* What needs to be done *
Return the listing below unchanged, minus its pictures.

Data excerpts
════════════════════

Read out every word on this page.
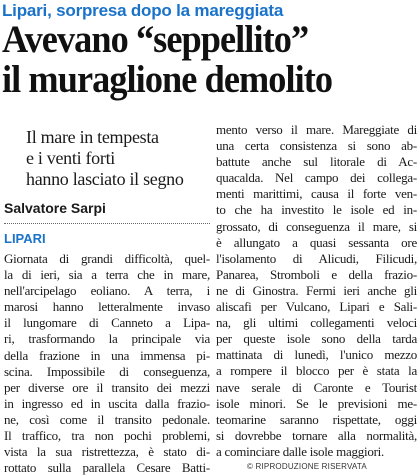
Lipari, sorpresa dopo la mareggiata
Avevano “seppellito”
il muraglione demolito
Il mare in tempesta
e i venti forti
hanno lasciato il segno
Salvatore Sarpi
LIPARI
Giornata di grandi difficoltà, quel-
la di ieri, sia a terra che in mare,
nell'arcipelago eoliano. A terra, i
marosi hanno letteralmente invaso
il lungomare di Canneto a Lipa-
ri, trasformando la principale via
della frazione in una immensa pi-
scina. Impossibile di conseguenza,
per diverse ore il transito dei mezzi
in ingresso ed in uscita dalla frazio-
ne, così come il transito pedonale.
Il traffico, tra non pochi problemi,
vista la sua ristrettezza, è stato di-
rottato sulla parallela Cesare Batti-
mento verso il mare. Mareggiate di
una certa consistenza si sono ab-
battute anche sul litorale di Ac-
quacalda. Nel campo dei collega-
menti marittimi, causa il forte ven-
to che ha investito le isole ed in-
grossato, di conseguenza il mare, si
è allungato a quasi sessanta ore
l'isolamento di Alicudi, Filicudi,
Panarea, Stromboli e della frazio-
ne di Ginostra. Fermi ieri anche gli
aliscafi per Vulcano, Lipari e Sali-
na, gli ultimi collegamenti veloci
per queste isole sono della tarda
mattinata di lunedì, l'unico mezzo
a rompere il blocco per è stata la
nave serale di Caronte e Tourist
isole minori. Se le previsioni me-
teomarine saranno rispettate, oggi
si dovrebbe tornare alla normalità,
a cominciare dalle isole maggiori.
© RIPRODUZIONE RISERVATA
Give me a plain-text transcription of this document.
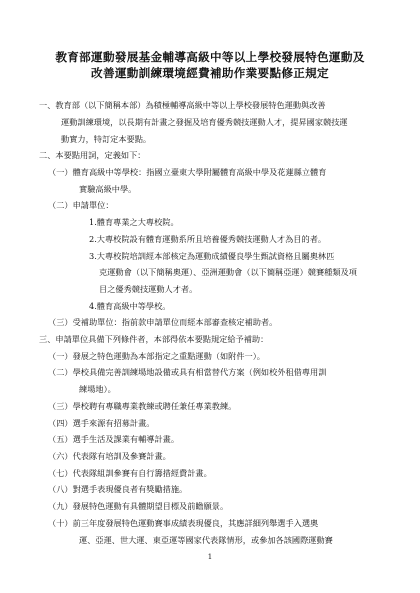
教育部運動發展基金輔導高級中等以上學校發展特色運動及
改善運動訓練環境經費補助作業要點修正規定
一、教育部（以下簡稱本部）為積極輔導高級中等以上學校發展特色運動與改善
運動訓練環境，以長期有計畫之發掘及培育優秀競技運動人才，提昇國家競技運
動實力，特訂定本要點。
二、本要點用詞，定義如下：
（一）體育高級中等學校：指國立臺東大學附屬體育高級中學及花蓮縣立體育
實驗高級中學。
（二）申請單位：
1.體育專業之大專校院。
2.大專校院設有體育運動系所且培養優秀競技運動人才為目的者。
3.大專校院培訓經本部核定為運動成績優良學生甄試資格且屬奧林匹
克運動會（以下簡稱奧運）、亞洲運動會（以下簡稱亞運）競賽種類及項
目之優秀競技運動人才者。
4.體育高級中等學校。
（三）受補助單位：指前款申請單位而經本部審查核定補助者。
三、申請單位具備下列條件者，本部得依本要點規定給予補助：
（一）發展之特色運動為本部指定之重點運動（如附件一）。
（二）學校具備完善訓練場地設備或具有相當替代方案（例如校外租借專用訓
練場地）。
（三）學校聘有專職專業教練或聘任兼任專業教練。
（四）選手來源有招募計畫。
（五）選手生活及課業有輔導計畫。
（六）代表隊有培訓及參賽計畫。
（七）代表隊組訓參賽有自行籌措經費計畫。
（八）對選手表現優良者有獎勵措施。
（九）發展特色運動有具體期望目標及前瞻願景。
（十）前三年度發展特色運動賽事成績表現優良，其應詳細列舉選手入選奧
運、亞運、世大運、東亞運等國家代表隊情形，或參加各該國際運動賽
1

════════════════════

* Response below *
Read out every word on this page.
Lipari, sorpresa dopo la mareggiata
Avevano “seppellito”
il muraglione demolito
Il mare in tempesta
e i venti forti
hanno lasciato il segno
Salvatore Sarpi
LIPARI
Giornata di grandi difficoltà, quel-
la di ieri, sia a terra che in mare,
nell'arcipelago eoliano. A terra, i
marosi hanno letteralmente invaso
il lungomare di Canneto a Lipa-
ri, trasformando la principale via
della frazione in una immensa pi-
scina. Impossibile di conseguenza,
per diverse ore il transito dei mezzi
in ingresso ed in uscita dalla frazio-
ne, così come il transito pedonale.
Il traffico, tra non pochi problemi,
vista la sua ristrettezza, è stato di-
rottato sulla parallela Cesare Batti-
mento verso il mare. Mareggiate di
una certa consistenza si sono ab-
battute anche sul litorale di Ac-
quacalda. Nel campo dei collega-
menti marittimi, causa il forte ven-
to che ha investito le isole ed in-
grossato, di conseguenza il mare, si
è allungato a quasi sessanta ore
l'isolamento di Alicudi, Filicudi,
Panarea, Stromboli e della frazio-
ne di Ginostra. Fermi ieri anche gli
aliscafi per Vulcano, Lipari e Sali-
na, gli ultimi collegamenti veloci
per queste isole sono della tarda
mattinata di lunedì, l'unico mezzo
a rompere il blocco per è stata la
nave serale di Caronte e Tourist
isole minori. Se le previsioni me-
teomarine saranno rispettate, oggi
si dovrebbe tornare alla normalità,
a cominciare dalle isole maggiori.
© RIPRODUZIONE RISERVATA
Give me a plain-text transcription of this document.
教育部運動發展基金輔導高級中等以上學校發展特色運動及
改善運動訓練環境經費補助作業要點修正規定
一、教育部（以下簡稱本部）為積極輔導高級中等以上學校發展特色運動與改善
運動訓練環境，以長期有計畫之發掘及培育優秀競技運動人才，提昇國家競技運
動實力，特訂定本要點。
二、本要點用詞，定義如下：
（一）體育高級中等學校：指國立臺東大學附屬體育高級中學及花蓮縣立體育
實驗高級中學。
（二）申請單位：
1.體育專業之大專校院。
2.大專校院設有體育運動系所且培養優秀競技運動人才為目的者。
3.大專校院培訓經本部核定為運動成績優良學生甄試資格且屬奧林匹
克運動會（以下簡稱奧運）、亞洲運動會（以下簡稱亞運）競賽種類及項
目之優秀競技運動人才者。
4.體育高級中等學校。
（三）受補助單位：指前款申請單位而經本部審查核定補助者。
三、申請單位具備下列條件者，本部得依本要點規定給予補助：
（一）發展之特色運動為本部指定之重點運動（如附件一）。
（二）學校具備完善訓練場地設備或具有相當替代方案（例如校外租借專用訓
練場地）。
（三）學校聘有專職專業教練或聘任兼任專業教練。
（四）選手來源有招募計畫。
（五）選手生活及課業有輔導計畫。
（六）代表隊有培訓及參賽計畫。
（七）代表隊組訓參賽有自行籌措經費計畫。
（八）對選手表現優良者有獎勵措施。
（九）發展特色運動有具體期望目標及前瞻願景。
（十）前三年度發展特色運動賽事成績表現優良，其應詳細列舉選手入選奧
運、亞運、世大運、東亞運等國家代表隊情形，或參加各該國際運動賽
1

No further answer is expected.